- _PROBLEMS TO WORK ON_
A. Decide whether each statement below agrees with the passage on Microsoft, Apple and piracy. Answer yes or no for each, and quote the words of the passage that decide it. (i) The passage describes Microsoft's market share in desktop software as monopolistic. (ii) The Jobs interview marked the tenth anniversary of iPod. (iii) On average, iPod owners bought most of the tracks on their players through iTunes.
B. Condense the paragraph of the passage on Microsoft, Apple and piracy that begins "The Jobs interview, which marked" into two sentences, keeping its main facts.
C. Extend the passage on Microsoft, Apple and piracy, starting after its final sentence.

- _READING PASSAGE_
────────────────
To be clear on what we are talking about, both Microsoft and Apple have been wildly successful in creating dominant - in Microsoft's case monopolistic - market shares in their respective areas of desktop software and portable music players.

In the case of both companies they have had to contend with the thorny issue of piracy. In many ways, their successful approach has been exactly the same - to turn a blind eye to it.

The Jobs interview, which marked the fifth anniversary of iPod, revealed that the Apple co-founder claims that if you charge the market a price it will accept for music, users will forgo illegal downloads and pay iTunes to download tracks. Jobs is indeed correct when he says this strategy has worked - iTunes has had something like 1.5 billion downloads.

What Jobs didn't say, however, is that the strategy only works up to a point. Of the hundreds and sometimes thousands of tracks that each iPod owner has on his or her player, on average only 20 to 25 were bought through iTunes.
────────────────
[Document layout detection data]
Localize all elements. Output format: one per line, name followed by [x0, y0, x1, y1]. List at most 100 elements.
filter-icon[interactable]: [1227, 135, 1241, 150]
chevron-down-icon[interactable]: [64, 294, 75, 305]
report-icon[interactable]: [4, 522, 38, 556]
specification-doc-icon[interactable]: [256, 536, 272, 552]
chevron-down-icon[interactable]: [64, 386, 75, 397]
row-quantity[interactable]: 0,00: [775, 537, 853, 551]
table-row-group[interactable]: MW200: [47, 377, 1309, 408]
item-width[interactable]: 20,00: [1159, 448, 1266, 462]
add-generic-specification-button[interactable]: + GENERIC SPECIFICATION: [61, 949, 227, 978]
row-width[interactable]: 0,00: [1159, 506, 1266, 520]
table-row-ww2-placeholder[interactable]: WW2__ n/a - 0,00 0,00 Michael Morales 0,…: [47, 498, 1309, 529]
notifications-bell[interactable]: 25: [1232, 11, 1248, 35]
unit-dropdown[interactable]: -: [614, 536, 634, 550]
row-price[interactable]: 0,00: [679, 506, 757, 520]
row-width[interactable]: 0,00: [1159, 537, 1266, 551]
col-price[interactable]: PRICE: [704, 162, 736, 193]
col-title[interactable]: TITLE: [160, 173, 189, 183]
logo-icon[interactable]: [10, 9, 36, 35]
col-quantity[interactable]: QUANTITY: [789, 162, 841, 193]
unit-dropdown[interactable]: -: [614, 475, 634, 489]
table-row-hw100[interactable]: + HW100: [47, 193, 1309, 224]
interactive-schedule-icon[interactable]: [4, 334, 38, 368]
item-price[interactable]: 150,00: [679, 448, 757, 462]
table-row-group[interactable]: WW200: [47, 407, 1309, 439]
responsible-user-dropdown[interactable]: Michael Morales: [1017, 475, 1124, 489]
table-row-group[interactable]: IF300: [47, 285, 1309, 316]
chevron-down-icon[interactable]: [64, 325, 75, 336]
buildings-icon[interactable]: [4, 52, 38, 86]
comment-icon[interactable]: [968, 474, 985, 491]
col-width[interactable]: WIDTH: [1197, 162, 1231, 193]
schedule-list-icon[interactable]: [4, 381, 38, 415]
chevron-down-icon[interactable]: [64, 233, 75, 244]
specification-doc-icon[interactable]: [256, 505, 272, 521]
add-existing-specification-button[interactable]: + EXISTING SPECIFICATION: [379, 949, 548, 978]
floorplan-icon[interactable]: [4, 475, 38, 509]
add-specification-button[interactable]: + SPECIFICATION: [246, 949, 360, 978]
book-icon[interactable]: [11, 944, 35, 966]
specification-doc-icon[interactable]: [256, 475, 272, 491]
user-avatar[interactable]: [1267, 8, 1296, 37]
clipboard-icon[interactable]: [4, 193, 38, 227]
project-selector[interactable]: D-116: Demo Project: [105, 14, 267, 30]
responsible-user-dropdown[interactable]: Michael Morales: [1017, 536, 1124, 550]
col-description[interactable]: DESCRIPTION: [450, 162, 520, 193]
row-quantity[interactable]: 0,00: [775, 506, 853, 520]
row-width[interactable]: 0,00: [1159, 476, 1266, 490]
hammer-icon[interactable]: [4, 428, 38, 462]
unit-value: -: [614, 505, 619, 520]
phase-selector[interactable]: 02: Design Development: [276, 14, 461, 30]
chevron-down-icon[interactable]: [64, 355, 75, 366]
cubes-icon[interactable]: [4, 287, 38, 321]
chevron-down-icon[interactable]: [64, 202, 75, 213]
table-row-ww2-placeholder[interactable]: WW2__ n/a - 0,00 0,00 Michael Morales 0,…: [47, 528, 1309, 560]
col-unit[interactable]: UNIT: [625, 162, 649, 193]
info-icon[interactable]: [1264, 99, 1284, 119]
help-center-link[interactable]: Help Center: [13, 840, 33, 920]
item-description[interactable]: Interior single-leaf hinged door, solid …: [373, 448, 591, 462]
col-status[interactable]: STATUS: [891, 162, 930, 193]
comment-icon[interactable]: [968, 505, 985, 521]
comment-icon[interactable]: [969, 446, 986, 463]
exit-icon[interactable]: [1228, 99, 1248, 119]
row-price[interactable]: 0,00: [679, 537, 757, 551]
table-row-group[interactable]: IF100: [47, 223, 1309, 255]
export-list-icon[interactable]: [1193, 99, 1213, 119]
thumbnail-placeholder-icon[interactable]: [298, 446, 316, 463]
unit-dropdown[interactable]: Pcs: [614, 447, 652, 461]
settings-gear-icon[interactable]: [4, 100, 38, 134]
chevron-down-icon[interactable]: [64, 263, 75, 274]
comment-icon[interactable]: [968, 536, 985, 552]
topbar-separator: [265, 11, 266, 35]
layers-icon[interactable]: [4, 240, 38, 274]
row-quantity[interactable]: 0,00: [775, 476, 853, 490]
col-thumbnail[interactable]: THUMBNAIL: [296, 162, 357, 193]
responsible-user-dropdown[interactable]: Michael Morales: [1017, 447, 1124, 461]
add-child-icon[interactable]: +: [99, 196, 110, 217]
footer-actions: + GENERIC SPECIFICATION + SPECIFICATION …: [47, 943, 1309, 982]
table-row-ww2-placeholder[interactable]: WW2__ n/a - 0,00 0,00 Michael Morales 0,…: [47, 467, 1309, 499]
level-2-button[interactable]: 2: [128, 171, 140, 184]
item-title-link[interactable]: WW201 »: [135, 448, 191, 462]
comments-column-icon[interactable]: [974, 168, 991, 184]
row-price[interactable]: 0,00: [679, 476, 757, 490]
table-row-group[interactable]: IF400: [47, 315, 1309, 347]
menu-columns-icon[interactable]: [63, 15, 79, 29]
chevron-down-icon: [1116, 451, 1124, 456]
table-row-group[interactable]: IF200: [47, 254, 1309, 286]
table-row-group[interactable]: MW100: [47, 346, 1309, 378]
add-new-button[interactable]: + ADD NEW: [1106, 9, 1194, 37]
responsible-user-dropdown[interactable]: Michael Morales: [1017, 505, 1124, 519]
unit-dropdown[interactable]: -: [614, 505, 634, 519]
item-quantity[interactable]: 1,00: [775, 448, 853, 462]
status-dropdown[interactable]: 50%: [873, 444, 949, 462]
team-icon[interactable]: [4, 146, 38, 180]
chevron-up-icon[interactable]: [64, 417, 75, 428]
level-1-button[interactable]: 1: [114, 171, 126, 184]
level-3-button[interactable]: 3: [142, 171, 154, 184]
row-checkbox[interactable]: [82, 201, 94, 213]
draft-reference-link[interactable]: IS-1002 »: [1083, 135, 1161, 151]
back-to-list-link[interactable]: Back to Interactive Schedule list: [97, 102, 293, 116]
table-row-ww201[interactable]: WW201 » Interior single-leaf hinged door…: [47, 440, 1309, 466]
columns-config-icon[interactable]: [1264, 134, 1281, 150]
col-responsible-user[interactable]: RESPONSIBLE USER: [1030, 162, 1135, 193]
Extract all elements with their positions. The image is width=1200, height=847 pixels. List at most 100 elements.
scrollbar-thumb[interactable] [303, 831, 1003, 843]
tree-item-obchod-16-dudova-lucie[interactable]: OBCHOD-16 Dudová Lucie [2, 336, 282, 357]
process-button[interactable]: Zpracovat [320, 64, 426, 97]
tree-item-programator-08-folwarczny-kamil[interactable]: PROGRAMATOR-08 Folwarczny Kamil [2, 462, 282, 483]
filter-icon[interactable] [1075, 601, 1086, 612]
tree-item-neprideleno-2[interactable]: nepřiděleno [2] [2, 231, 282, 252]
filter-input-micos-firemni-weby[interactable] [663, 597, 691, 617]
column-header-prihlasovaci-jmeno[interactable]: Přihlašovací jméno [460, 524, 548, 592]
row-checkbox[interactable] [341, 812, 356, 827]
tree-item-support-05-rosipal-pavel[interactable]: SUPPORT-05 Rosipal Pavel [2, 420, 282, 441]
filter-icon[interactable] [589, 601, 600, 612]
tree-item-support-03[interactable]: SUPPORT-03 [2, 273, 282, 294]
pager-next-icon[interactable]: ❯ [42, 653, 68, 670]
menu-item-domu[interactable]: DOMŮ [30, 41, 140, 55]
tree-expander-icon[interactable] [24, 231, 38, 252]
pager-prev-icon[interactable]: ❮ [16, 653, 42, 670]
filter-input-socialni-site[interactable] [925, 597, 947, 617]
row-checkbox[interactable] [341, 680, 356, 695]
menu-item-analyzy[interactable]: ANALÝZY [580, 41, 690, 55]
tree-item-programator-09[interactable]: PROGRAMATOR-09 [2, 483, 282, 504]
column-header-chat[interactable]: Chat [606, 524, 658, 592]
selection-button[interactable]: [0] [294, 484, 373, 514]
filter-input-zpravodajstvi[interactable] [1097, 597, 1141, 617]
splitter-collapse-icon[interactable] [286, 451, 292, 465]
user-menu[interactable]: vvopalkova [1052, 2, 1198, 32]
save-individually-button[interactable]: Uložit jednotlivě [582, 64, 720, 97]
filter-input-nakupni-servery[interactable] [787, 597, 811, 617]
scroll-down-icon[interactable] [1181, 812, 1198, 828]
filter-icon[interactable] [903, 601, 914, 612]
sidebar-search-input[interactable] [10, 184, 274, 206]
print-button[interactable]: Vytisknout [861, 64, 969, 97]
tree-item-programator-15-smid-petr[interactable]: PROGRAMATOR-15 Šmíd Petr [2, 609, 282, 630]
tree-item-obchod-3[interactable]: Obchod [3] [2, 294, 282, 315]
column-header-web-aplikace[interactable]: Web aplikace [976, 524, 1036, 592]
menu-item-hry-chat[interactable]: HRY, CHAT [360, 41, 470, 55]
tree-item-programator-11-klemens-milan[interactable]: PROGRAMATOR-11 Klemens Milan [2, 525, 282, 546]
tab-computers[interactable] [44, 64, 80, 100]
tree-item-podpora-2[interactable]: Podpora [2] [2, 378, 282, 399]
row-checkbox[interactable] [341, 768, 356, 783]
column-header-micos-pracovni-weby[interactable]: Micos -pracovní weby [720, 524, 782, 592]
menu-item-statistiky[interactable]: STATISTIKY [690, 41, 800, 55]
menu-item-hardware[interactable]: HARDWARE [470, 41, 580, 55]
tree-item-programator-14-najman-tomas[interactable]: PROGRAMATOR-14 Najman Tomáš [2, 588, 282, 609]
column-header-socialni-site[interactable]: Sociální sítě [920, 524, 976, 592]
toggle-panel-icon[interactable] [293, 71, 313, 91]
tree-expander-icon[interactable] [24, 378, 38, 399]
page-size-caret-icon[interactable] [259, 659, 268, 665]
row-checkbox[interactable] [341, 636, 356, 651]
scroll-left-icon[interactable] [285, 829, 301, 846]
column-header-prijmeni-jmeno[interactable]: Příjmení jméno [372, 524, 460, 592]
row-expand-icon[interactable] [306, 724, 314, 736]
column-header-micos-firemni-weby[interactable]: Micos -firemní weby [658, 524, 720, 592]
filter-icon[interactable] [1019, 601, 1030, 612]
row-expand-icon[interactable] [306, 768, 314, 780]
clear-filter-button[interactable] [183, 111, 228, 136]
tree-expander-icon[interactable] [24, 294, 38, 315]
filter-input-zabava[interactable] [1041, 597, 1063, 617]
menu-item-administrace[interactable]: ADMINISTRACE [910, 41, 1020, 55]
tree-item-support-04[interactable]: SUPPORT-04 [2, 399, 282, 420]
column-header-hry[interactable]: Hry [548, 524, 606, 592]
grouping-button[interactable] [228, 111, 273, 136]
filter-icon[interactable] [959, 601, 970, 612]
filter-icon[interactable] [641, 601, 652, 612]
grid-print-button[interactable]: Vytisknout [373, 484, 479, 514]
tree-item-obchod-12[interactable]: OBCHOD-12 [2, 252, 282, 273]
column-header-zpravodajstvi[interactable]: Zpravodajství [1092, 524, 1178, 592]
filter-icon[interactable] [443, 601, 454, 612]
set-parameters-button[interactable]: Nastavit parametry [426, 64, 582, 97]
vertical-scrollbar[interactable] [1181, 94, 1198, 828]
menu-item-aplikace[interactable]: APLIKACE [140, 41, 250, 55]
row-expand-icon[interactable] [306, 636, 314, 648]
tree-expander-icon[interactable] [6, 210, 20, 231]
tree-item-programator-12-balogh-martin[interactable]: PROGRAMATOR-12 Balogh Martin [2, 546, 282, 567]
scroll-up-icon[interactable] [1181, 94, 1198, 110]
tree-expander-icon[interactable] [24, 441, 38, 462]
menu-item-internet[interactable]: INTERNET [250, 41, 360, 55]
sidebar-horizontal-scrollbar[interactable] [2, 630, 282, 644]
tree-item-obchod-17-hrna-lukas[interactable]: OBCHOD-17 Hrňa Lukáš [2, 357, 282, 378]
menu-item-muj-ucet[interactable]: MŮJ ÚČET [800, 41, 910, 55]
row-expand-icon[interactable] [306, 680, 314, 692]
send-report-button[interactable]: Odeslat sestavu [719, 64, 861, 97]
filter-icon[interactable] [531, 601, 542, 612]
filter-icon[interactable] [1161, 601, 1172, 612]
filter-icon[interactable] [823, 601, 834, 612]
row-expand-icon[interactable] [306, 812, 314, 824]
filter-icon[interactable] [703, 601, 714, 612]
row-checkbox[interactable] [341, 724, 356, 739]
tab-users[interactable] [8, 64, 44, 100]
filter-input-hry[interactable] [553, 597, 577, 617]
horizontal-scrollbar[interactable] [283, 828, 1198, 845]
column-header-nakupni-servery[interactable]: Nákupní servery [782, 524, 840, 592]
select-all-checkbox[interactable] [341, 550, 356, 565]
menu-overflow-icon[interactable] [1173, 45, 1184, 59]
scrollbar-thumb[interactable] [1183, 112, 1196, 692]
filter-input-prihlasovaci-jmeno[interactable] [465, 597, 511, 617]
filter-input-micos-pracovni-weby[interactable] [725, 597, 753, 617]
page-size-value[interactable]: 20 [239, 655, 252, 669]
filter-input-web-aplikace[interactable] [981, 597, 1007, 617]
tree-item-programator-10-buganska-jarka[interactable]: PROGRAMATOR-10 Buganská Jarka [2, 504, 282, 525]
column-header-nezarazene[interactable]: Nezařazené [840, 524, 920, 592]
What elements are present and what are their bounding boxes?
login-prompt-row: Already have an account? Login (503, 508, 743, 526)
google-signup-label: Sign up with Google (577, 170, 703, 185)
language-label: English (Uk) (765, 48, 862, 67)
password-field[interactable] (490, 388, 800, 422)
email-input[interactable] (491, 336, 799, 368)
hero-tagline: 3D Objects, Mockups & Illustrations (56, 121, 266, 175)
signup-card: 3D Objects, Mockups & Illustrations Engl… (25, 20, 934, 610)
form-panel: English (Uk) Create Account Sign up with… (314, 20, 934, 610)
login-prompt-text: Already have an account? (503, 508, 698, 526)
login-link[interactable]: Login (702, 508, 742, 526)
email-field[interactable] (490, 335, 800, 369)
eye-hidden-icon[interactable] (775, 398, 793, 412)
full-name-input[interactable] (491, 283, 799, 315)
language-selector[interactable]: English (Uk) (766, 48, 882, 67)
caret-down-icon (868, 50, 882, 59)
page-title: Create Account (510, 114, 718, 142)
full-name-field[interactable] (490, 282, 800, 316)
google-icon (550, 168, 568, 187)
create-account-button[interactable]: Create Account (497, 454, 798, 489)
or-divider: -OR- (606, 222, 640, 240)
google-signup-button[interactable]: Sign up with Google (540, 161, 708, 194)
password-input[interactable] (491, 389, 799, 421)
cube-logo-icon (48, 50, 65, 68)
────────────────
- _ANSWERS BELOW_
A.
(i) Yes: "in Microsoft's case monopolistic"
(ii) No: "marked the fifth anniversary of iPod"
(iii) No: "on average only 20 to 25 were bought through iTunes"

B. In an interview marking the iPod's fifth anniversary, Jobs claimed that users will pay iTunes for tracks instead of downloading them illegally if music is priced at a level the market accepts. The strategy has worked, since iTunes has had about 1.5 billion downloads.

C.
Where did the rest come from? They were ripped from CDs, downloaded from other legal music sites, burned to CDs and then ripped from CDs, downloaded from illegal file sharing music sites - well you get the picture.

The fact is that iTunes is the most convenient way to get music onto your iPod but it is certainly not the only way. Apple knows this all too well.

Yet, with 80% market share or so, Apple has no intention of checking the contents of their iPods for illegal downloads each time they download a new iTunes track. A good way to reduce piracy for Apple would be to stop users from being able to rip tracks off CDs. Apple could reduce it even further by preventing users from burning tracks to CDs. After all, with an iPod that can be plugged into a home or car sound system, who needs CDs?